* **WHAT THE TASK ASKS**: Give back the records below exactly, every one, with no pictures.

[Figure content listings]
--- BEGIN ---

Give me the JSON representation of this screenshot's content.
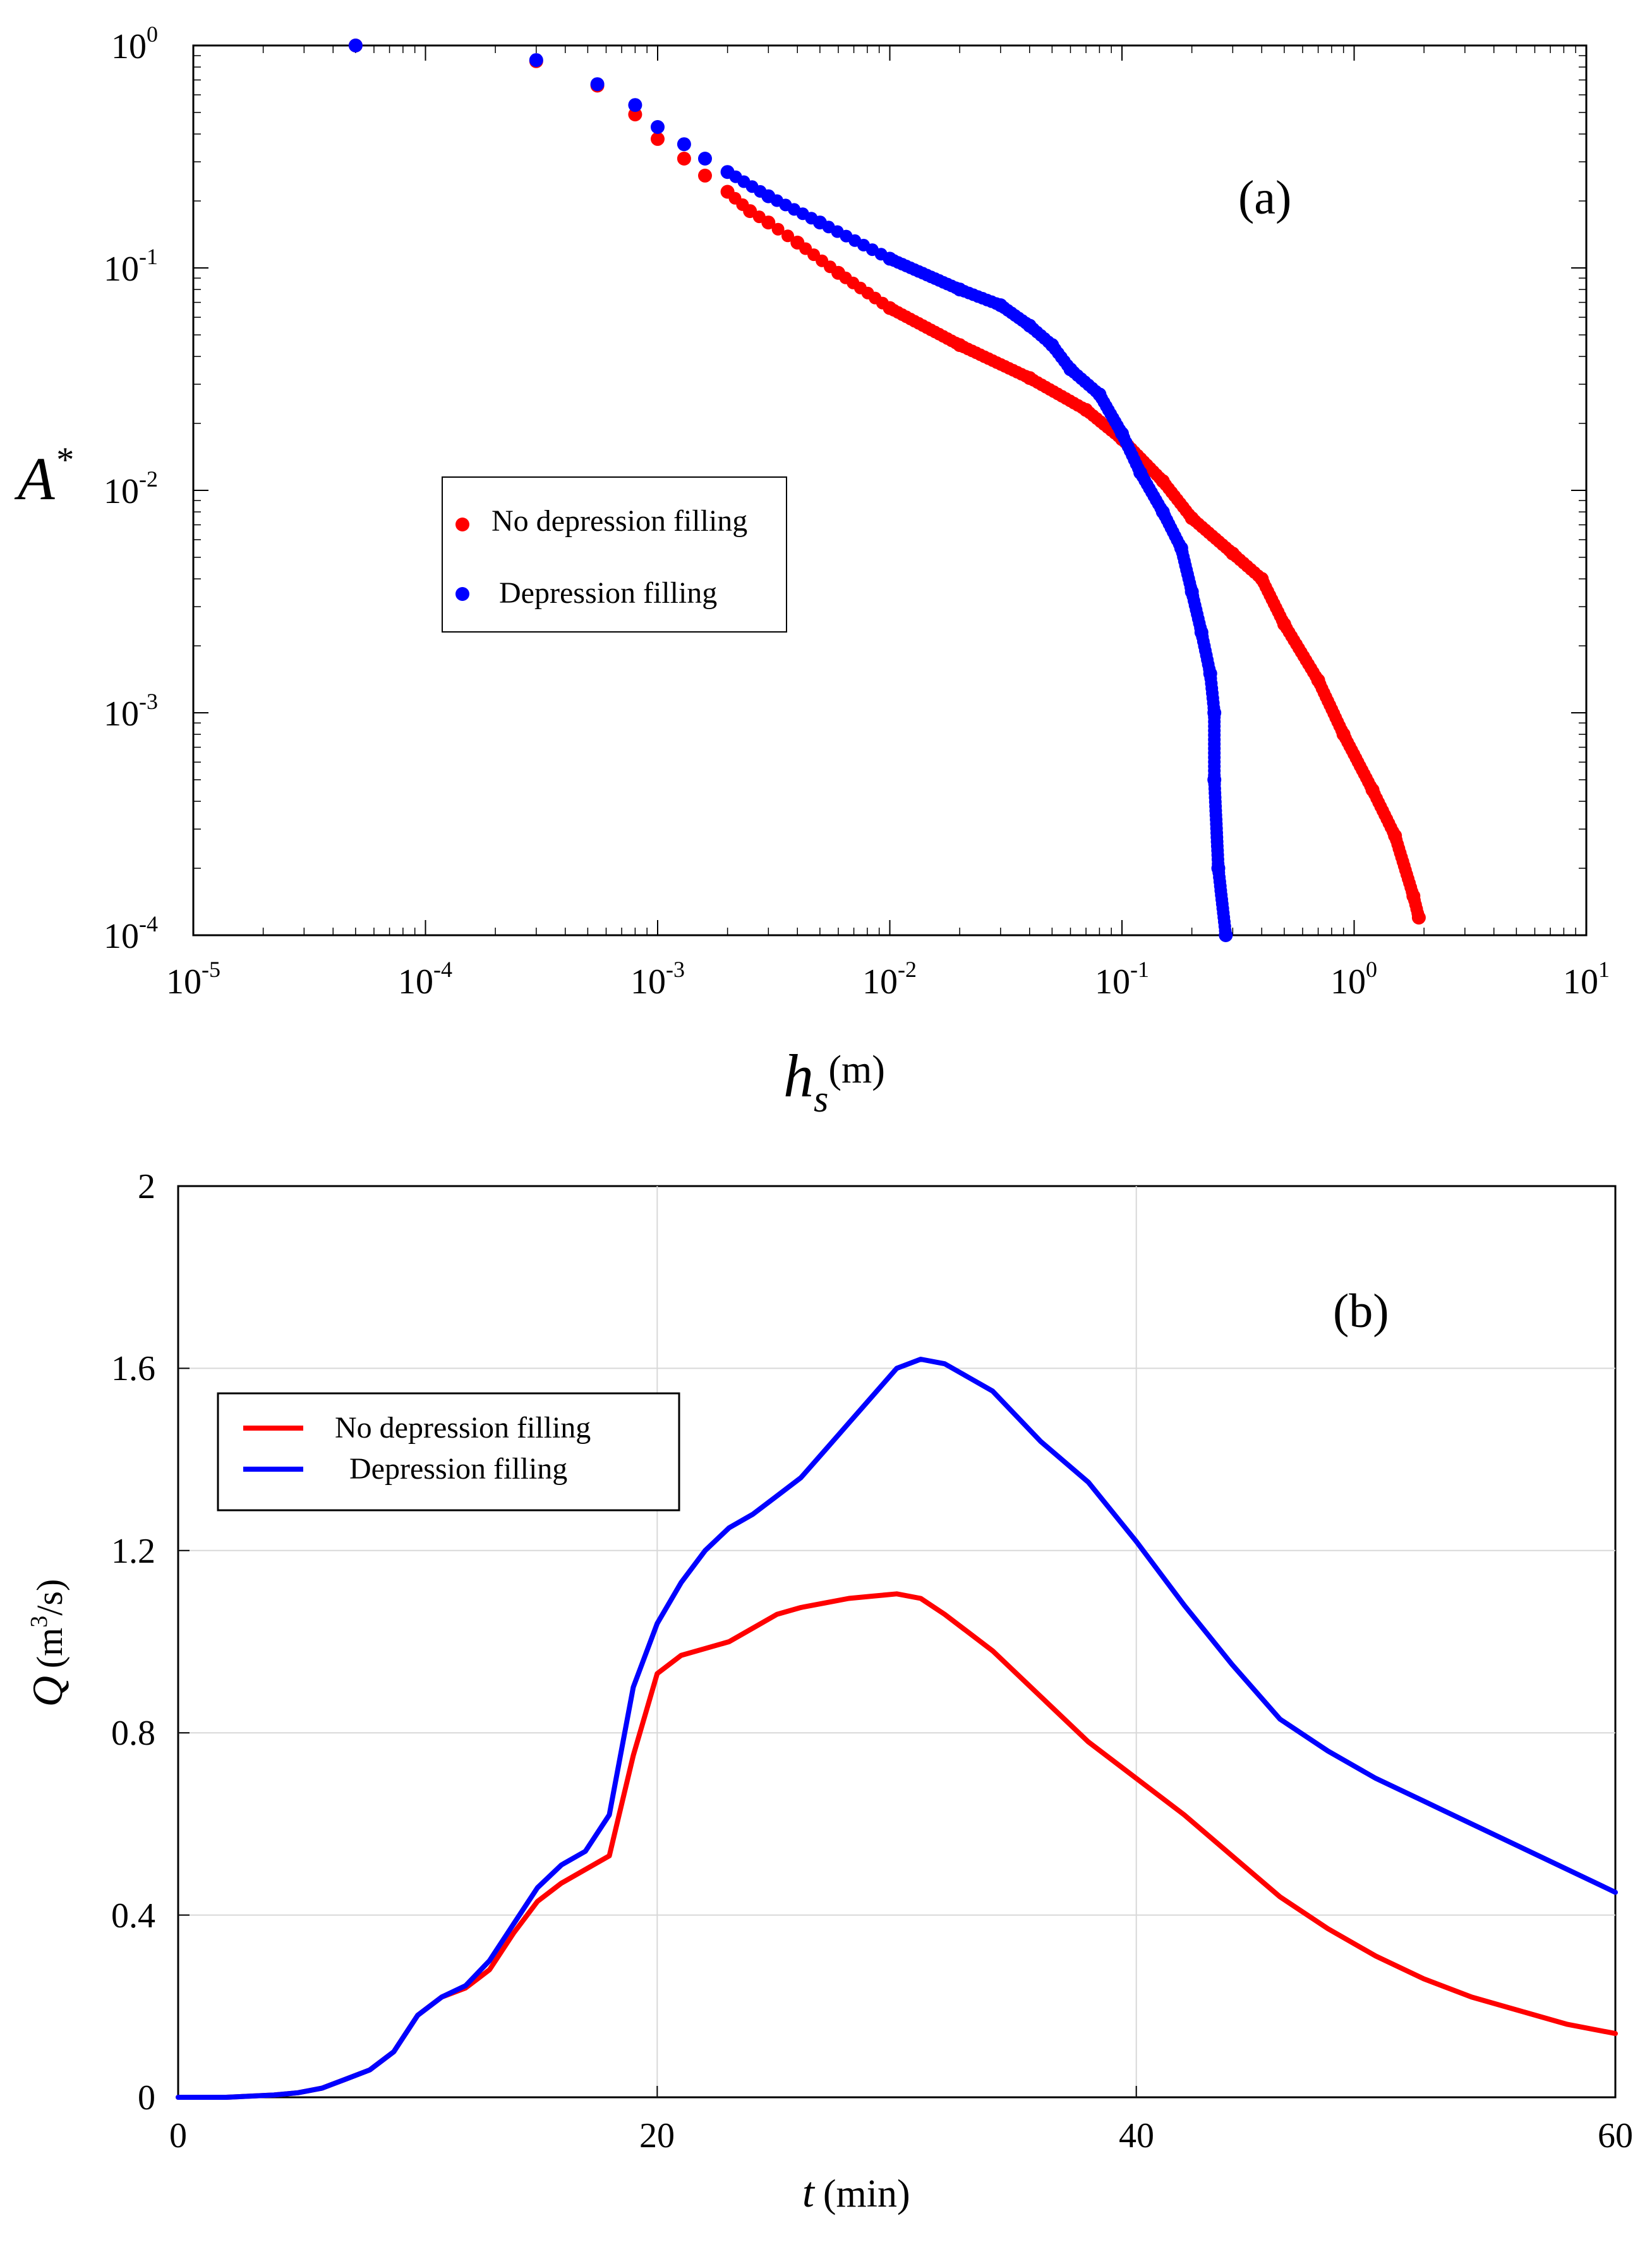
{
  "chart_data": [
    {
      "id": "a",
      "type": "scatter",
      "panel_label": "(a)",
      "xscale": "log",
      "yscale": "log",
      "xlim": [
        1e-05,
        10
      ],
      "ylim": [
        0.0001,
        1
      ],
      "x_ticks": [
        {
          "base": "10",
          "exp": "-5"
        },
        {
          "base": "10",
          "exp": "-4"
        },
        {
          "base": "10",
          "exp": "-3"
        },
        {
          "base": "10",
          "exp": "-2"
        },
        {
          "base": "10",
          "exp": "-1"
        },
        {
          "base": "10",
          "exp": "0"
        },
        {
          "base": "10",
          "exp": "1"
        }
      ],
      "y_ticks": [
        {
          "base": "10",
          "exp": "0"
        },
        {
          "base": "10",
          "exp": "-1"
        },
        {
          "base": "10",
          "exp": "-2"
        },
        {
          "base": "10",
          "exp": "-3"
        },
        {
          "base": "10",
          "exp": "-4"
        }
      ],
      "xlabel": {
        "symbol": "h",
        "subscript": "s",
        "unit": "(m)"
      },
      "ylabel": {
        "symbol": "A",
        "superscript": "*"
      },
      "legend_position": "center-left",
      "series": [
        {
          "name": "No depression filling",
          "color": "#ff0000",
          "points": [
            [
              5e-05,
              1.0
            ],
            [
              0.0003,
              0.85
            ],
            [
              0.00055,
              0.66
            ],
            [
              0.0008,
              0.49
            ],
            [
              0.001,
              0.38
            ],
            [
              0.0013,
              0.31
            ],
            [
              0.0016,
              0.26
            ],
            [
              0.002,
              0.22
            ],
            [
              0.0025,
              0.18
            ],
            [
              0.003,
              0.16
            ],
            [
              0.004,
              0.13
            ],
            [
              0.006,
              0.095
            ],
            [
              0.01,
              0.066
            ],
            [
              0.02,
              0.045
            ],
            [
              0.04,
              0.032
            ],
            [
              0.07,
              0.023
            ],
            [
              0.1,
              0.017
            ],
            [
              0.15,
              0.011
            ],
            [
              0.2,
              0.0075
            ],
            [
              0.3,
              0.0052
            ],
            [
              0.4,
              0.004
            ],
            [
              0.5,
              0.0025
            ],
            [
              0.7,
              0.0014
            ],
            [
              0.9,
              0.0008
            ],
            [
              1.2,
              0.00045
            ],
            [
              1.5,
              0.00028
            ],
            [
              1.8,
              0.00015
            ],
            [
              1.9,
              0.00012
            ]
          ]
        },
        {
          "name": "Depression filling",
          "color": "#0000ff",
          "points": [
            [
              5e-05,
              1.0
            ],
            [
              0.0003,
              0.86
            ],
            [
              0.00055,
              0.67
            ],
            [
              0.0008,
              0.54
            ],
            [
              0.001,
              0.43
            ],
            [
              0.0013,
              0.36
            ],
            [
              0.0016,
              0.31
            ],
            [
              0.002,
              0.27
            ],
            [
              0.003,
              0.21
            ],
            [
              0.005,
              0.16
            ],
            [
              0.01,
              0.11
            ],
            [
              0.02,
              0.08
            ],
            [
              0.03,
              0.068
            ],
            [
              0.04,
              0.055
            ],
            [
              0.05,
              0.045
            ],
            [
              0.06,
              0.035
            ],
            [
              0.08,
              0.027
            ],
            [
              0.1,
              0.018
            ],
            [
              0.12,
              0.012
            ],
            [
              0.15,
              0.008
            ],
            [
              0.18,
              0.0055
            ],
            [
              0.2,
              0.0035
            ],
            [
              0.22,
              0.0023
            ],
            [
              0.24,
              0.0015
            ],
            [
              0.25,
              0.001
            ],
            [
              0.25,
              0.0005
            ],
            [
              0.26,
              0.0002
            ],
            [
              0.28,
              0.0001
            ]
          ]
        }
      ]
    },
    {
      "id": "b",
      "type": "line",
      "panel_label": "(b)",
      "xlim": [
        0,
        60
      ],
      "ylim": [
        0,
        2
      ],
      "x_ticks": [
        "0",
        "20",
        "40",
        "60"
      ],
      "y_ticks": [
        "0",
        "0.4",
        "0.8",
        "1.2",
        "1.6",
        "2"
      ],
      "x_tick_values": [
        0,
        20,
        40,
        60
      ],
      "y_tick_values": [
        0,
        0.4,
        0.8,
        1.2,
        1.6,
        2
      ],
      "xlabel": {
        "symbol": "t",
        "unit": "(min)"
      },
      "ylabel": {
        "symbol": "Q",
        "unit_pre": "(m",
        "unit_sup": "3",
        "unit_post": "/s)"
      },
      "grid": true,
      "legend_position": "top-left",
      "series": [
        {
          "name": "No depression filling",
          "color": "#ff0000",
          "x": [
            0,
            2,
            4,
            5,
            6,
            7,
            8,
            9,
            10,
            11,
            12,
            13,
            14,
            15,
            16,
            17,
            18,
            19,
            20,
            21,
            22,
            23,
            24,
            25,
            26,
            27,
            28,
            29,
            30,
            31,
            32,
            33,
            34,
            36,
            38,
            40,
            42,
            44,
            46,
            48,
            50,
            52,
            54,
            56,
            58,
            60
          ],
          "values": [
            0,
            0,
            0.005,
            0.01,
            0.02,
            0.04,
            0.06,
            0.1,
            0.18,
            0.22,
            0.24,
            0.28,
            0.36,
            0.43,
            0.47,
            0.5,
            0.53,
            0.75,
            0.93,
            0.97,
            0.985,
            1.0,
            1.03,
            1.06,
            1.075,
            1.085,
            1.095,
            1.1,
            1.105,
            1.095,
            1.06,
            1.02,
            0.98,
            0.88,
            0.78,
            0.7,
            0.62,
            0.53,
            0.44,
            0.37,
            0.31,
            0.26,
            0.22,
            0.19,
            0.16,
            0.14
          ]
        },
        {
          "name": "Depression filling",
          "color": "#0000ff",
          "x": [
            0,
            2,
            4,
            5,
            6,
            7,
            8,
            9,
            10,
            11,
            12,
            13,
            14,
            15,
            16,
            17,
            18,
            19,
            20,
            21,
            22,
            23,
            24,
            25,
            26,
            27,
            28,
            29,
            30,
            31,
            32,
            33,
            34,
            36,
            38,
            40,
            42,
            44,
            46,
            48,
            50,
            52,
            54,
            56,
            58,
            60
          ],
          "values": [
            0,
            0,
            0.005,
            0.01,
            0.02,
            0.04,
            0.06,
            0.1,
            0.18,
            0.22,
            0.245,
            0.3,
            0.38,
            0.46,
            0.51,
            0.54,
            0.62,
            0.9,
            1.04,
            1.13,
            1.2,
            1.25,
            1.28,
            1.32,
            1.36,
            1.42,
            1.48,
            1.54,
            1.6,
            1.62,
            1.61,
            1.58,
            1.55,
            1.44,
            1.35,
            1.22,
            1.08,
            0.95,
            0.83,
            0.76,
            0.7,
            0.65,
            0.6,
            0.55,
            0.5,
            0.45
          ]
        }
      ]
    }
  ]
}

--- END ---

* **EXERCISE RESPONSE**:
Give me the JSON representation of this screenshot's content.
{
  "chart_data": [
    {
      "id": "a",
      "type": "scatter",
      "panel_label": "(a)",
      "xscale": "log",
      "yscale": "log",
      "xlim": [
        1e-05,
        10
      ],
      "ylim": [
        0.0001,
        1
      ],
      "x_ticks": [
        {
          "base": "10",
          "exp": "-5"
        },
        {
          "base": "10",
          "exp": "-4"
        },
        {
          "base": "10",
          "exp": "-3"
        },
        {
          "base": "10",
          "exp": "-2"
        },
        {
          "base": "10",
          "exp": "-1"
        },
        {
          "base": "10",
          "exp": "0"
        },
        {
          "base": "10",
          "exp": "1"
        }
      ],
      "y_ticks": [
        {
          "base": "10",
          "exp": "0"
        },
        {
          "base": "10",
          "exp": "-1"
        },
        {
          "base": "10",
          "exp": "-2"
        },
        {
          "base": "10",
          "exp": "-3"
        },
        {
          "base": "10",
          "exp": "-4"
        }
      ],
      "xlabel": {
        "symbol": "h",
        "subscript": "s",
        "unit": "(m)"
      },
      "ylabel": {
        "symbol": "A",
        "superscript": "*"
      },
      "legend_position": "center-left",
      "series": [
        {
          "name": "No depression filling",
          "color": "#ff0000",
          "points": [
            [
              5e-05,
              1.0
            ],
            [
              0.0003,
              0.85
            ],
            [
              0.00055,
              0.66
            ],
            [
              0.0008,
              0.49
            ],
            [
              0.001,
              0.38
            ],
            [
              0.0013,
              0.31
            ],
            [
              0.0016,
              0.26
            ],
            [
              0.002,
              0.22
            ],
            [
              0.0025,
              0.18
            ],
            [
              0.003,
              0.16
            ],
            [
              0.004,
              0.13
            ],
            [
              0.006,
              0.095
            ],
            [
              0.01,
              0.066
            ],
            [
              0.02,
              0.045
            ],
            [
              0.04,
              0.032
            ],
            [
              0.07,
              0.023
            ],
            [
              0.1,
              0.017
            ],
            [
              0.15,
              0.011
            ],
            [
              0.2,
              0.0075
            ],
            [
              0.3,
              0.0052
            ],
            [
              0.4,
              0.004
            ],
            [
              0.5,
              0.0025
            ],
            [
              0.7,
              0.0014
            ],
            [
              0.9,
              0.0008
            ],
            [
              1.2,
              0.00045
            ],
            [
              1.5,
              0.00028
            ],
            [
              1.8,
              0.00015
            ],
            [
              1.9,
              0.00012
            ]
          ]
        },
        {
          "name": "Depression filling",
          "color": "#0000ff",
          "points": [
            [
              5e-05,
              1.0
            ],
            [
              0.0003,
              0.86
            ],
            [
              0.00055,
              0.67
            ],
            [
              0.0008,
              0.54
            ],
            [
              0.001,
              0.43
            ],
            [
              0.0013,
              0.36
            ],
            [
              0.0016,
              0.31
            ],
            [
              0.002,
              0.27
            ],
            [
              0.003,
              0.21
            ],
            [
              0.005,
              0.16
            ],
            [
              0.01,
              0.11
            ],
            [
              0.02,
              0.08
            ],
            [
              0.03,
              0.068
            ],
            [
              0.04,
              0.055
            ],
            [
              0.05,
              0.045
            ],
            [
              0.06,
              0.035
            ],
            [
              0.08,
              0.027
            ],
            [
              0.1,
              0.018
            ],
            [
              0.12,
              0.012
            ],
            [
              0.15,
              0.008
            ],
            [
              0.18,
              0.0055
            ],
            [
              0.2,
              0.0035
            ],
            [
              0.22,
              0.0023
            ],
            [
              0.24,
              0.0015
            ],
            [
              0.25,
              0.001
            ],
            [
              0.25,
              0.0005
            ],
            [
              0.26,
              0.0002
            ],
            [
              0.28,
              0.0001
            ]
          ]
        }
      ]
    },
    {
      "id": "b",
      "type": "line",
      "panel_label": "(b)",
      "xlim": [
        0,
        60
      ],
      "ylim": [
        0,
        2
      ],
      "x_ticks": [
        "0",
        "20",
        "40",
        "60"
      ],
      "y_ticks": [
        "0",
        "0.4",
        "0.8",
        "1.2",
        "1.6",
        "2"
      ],
      "x_tick_values": [
        0,
        20,
        40,
        60
      ],
      "y_tick_values": [
        0,
        0.4,
        0.8,
        1.2,
        1.6,
        2
      ],
      "xlabel": {
        "symbol": "t",
        "unit": "(min)"
      },
      "ylabel": {
        "symbol": "Q",
        "unit_pre": "(m",
        "unit_sup": "3",
        "unit_post": "/s)"
      },
      "grid": true,
      "legend_position": "top-left",
      "series": [
        {
          "name": "No depression filling",
          "color": "#ff0000",
          "x": [
            0,
            2,
            4,
            5,
            6,
            7,
            8,
            9,
            10,
            11,
            12,
            13,
            14,
            15,
            16,
            17,
            18,
            19,
            20,
            21,
            22,
            23,
            24,
            25,
            26,
            27,
            28,
            29,
            30,
            31,
            32,
            33,
            34,
            36,
            38,
            40,
            42,
            44,
            46,
            48,
            50,
            52,
            54,
            56,
            58,
            60
          ],
          "values": [
            0,
            0,
            0.005,
            0.01,
            0.02,
            0.04,
            0.06,
            0.1,
            0.18,
            0.22,
            0.24,
            0.28,
            0.36,
            0.43,
            0.47,
            0.5,
            0.53,
            0.75,
            0.93,
            0.97,
            0.985,
            1.0,
            1.03,
            1.06,
            1.075,
            1.085,
            1.095,
            1.1,
            1.105,
            1.095,
            1.06,
            1.02,
            0.98,
            0.88,
            0.78,
            0.7,
            0.62,
            0.53,
            0.44,
            0.37,
            0.31,
            0.26,
            0.22,
            0.19,
            0.16,
            0.14
          ]
        },
        {
          "name": "Depression filling",
          "color": "#0000ff",
          "x": [
            0,
            2,
            4,
            5,
            6,
            7,
            8,
            9,
            10,
            11,
            12,
            13,
            14,
            15,
            16,
            17,
            18,
            19,
            20,
            21,
            22,
            23,
            24,
            25,
            26,
            27,
            28,
            29,
            30,
            31,
            32,
            33,
            34,
            36,
            38,
            40,
            42,
            44,
            46,
            48,
            50,
            52,
            54,
            56,
            58,
            60
          ],
          "values": [
            0,
            0,
            0.005,
            0.01,
            0.02,
            0.04,
            0.06,
            0.1,
            0.18,
            0.22,
            0.245,
            0.3,
            0.38,
            0.46,
            0.51,
            0.54,
            0.62,
            0.9,
            1.04,
            1.13,
            1.2,
            1.25,
            1.28,
            1.32,
            1.36,
            1.42,
            1.48,
            1.54,
            1.6,
            1.62,
            1.61,
            1.58,
            1.55,
            1.44,
            1.35,
            1.22,
            1.08,
            0.95,
            0.83,
            0.76,
            0.7,
            0.65,
            0.6,
            0.55,
            0.5,
            0.45
          ]
        }
      ]
    }
  ]
}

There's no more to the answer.